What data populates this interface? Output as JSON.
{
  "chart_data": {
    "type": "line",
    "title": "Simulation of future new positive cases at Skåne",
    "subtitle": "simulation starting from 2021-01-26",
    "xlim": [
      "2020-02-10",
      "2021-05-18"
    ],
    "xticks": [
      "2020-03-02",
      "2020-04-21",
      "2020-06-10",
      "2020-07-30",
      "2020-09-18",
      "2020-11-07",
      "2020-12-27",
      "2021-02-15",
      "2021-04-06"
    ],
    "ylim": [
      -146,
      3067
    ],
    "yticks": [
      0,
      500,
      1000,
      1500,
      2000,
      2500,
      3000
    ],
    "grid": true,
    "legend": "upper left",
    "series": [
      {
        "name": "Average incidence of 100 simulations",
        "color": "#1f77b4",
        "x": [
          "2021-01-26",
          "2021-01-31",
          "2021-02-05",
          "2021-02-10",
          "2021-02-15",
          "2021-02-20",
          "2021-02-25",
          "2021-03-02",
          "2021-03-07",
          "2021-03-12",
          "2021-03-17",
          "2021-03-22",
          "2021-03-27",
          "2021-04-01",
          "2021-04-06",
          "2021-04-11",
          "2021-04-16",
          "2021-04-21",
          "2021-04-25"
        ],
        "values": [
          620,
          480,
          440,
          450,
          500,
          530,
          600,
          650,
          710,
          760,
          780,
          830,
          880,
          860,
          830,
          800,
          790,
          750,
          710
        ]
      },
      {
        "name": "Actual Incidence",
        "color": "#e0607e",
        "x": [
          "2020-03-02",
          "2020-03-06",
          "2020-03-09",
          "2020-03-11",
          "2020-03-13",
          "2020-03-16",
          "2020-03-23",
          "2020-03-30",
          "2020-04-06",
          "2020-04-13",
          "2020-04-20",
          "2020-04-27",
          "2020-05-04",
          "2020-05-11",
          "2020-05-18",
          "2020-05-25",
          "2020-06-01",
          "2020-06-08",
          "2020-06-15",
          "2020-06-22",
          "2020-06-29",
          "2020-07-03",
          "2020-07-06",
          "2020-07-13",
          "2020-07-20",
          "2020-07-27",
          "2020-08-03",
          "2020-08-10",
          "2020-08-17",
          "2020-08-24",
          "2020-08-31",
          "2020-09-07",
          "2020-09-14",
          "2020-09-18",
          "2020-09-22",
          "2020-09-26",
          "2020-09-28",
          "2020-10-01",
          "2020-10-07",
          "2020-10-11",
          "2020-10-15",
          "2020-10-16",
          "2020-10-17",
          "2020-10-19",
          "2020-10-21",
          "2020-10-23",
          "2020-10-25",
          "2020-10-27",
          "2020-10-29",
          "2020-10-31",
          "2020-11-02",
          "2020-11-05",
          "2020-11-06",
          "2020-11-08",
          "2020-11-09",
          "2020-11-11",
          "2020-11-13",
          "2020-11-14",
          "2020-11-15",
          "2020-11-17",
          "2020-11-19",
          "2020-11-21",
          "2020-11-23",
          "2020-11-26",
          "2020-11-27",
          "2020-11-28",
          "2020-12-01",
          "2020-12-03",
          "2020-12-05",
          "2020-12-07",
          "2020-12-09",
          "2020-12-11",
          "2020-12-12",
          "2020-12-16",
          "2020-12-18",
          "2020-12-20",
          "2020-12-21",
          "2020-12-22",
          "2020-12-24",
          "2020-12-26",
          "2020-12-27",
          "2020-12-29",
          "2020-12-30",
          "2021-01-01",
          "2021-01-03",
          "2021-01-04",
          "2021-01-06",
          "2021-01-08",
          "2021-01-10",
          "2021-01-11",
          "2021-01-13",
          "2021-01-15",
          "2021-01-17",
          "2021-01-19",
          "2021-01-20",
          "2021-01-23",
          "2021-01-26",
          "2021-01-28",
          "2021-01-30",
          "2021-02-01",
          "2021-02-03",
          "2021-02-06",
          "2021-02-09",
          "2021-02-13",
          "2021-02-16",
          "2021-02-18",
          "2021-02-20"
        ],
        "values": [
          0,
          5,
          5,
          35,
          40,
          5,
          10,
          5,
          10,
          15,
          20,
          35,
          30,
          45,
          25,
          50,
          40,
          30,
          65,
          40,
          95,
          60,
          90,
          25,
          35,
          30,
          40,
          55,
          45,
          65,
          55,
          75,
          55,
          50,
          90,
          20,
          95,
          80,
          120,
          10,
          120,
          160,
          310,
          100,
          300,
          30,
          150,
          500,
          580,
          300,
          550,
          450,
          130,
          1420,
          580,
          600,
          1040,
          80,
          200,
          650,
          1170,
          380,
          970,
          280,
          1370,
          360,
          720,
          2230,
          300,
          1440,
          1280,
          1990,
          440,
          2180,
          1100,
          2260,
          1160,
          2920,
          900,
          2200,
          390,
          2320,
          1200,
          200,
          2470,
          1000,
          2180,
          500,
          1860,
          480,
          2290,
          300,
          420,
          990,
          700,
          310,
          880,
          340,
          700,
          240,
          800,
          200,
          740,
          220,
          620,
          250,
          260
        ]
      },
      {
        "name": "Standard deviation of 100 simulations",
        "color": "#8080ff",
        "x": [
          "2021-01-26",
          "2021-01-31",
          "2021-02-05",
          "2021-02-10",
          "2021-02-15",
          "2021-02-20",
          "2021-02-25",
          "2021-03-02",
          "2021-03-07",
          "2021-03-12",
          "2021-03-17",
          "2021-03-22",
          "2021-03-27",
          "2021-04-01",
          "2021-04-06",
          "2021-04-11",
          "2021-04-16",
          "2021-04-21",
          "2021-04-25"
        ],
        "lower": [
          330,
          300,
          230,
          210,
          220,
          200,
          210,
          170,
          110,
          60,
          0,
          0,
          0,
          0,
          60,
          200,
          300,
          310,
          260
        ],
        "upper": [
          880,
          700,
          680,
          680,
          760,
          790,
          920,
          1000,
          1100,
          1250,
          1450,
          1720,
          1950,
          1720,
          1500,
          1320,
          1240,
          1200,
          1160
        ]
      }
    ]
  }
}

::::

### THE TASK
Using the entries above, find all lines with "simulations". Copy them.

### FINAL RESULT
        "name": "Average incidence of 100 simulations",
        "name": "Standard deviation of 100 simulations",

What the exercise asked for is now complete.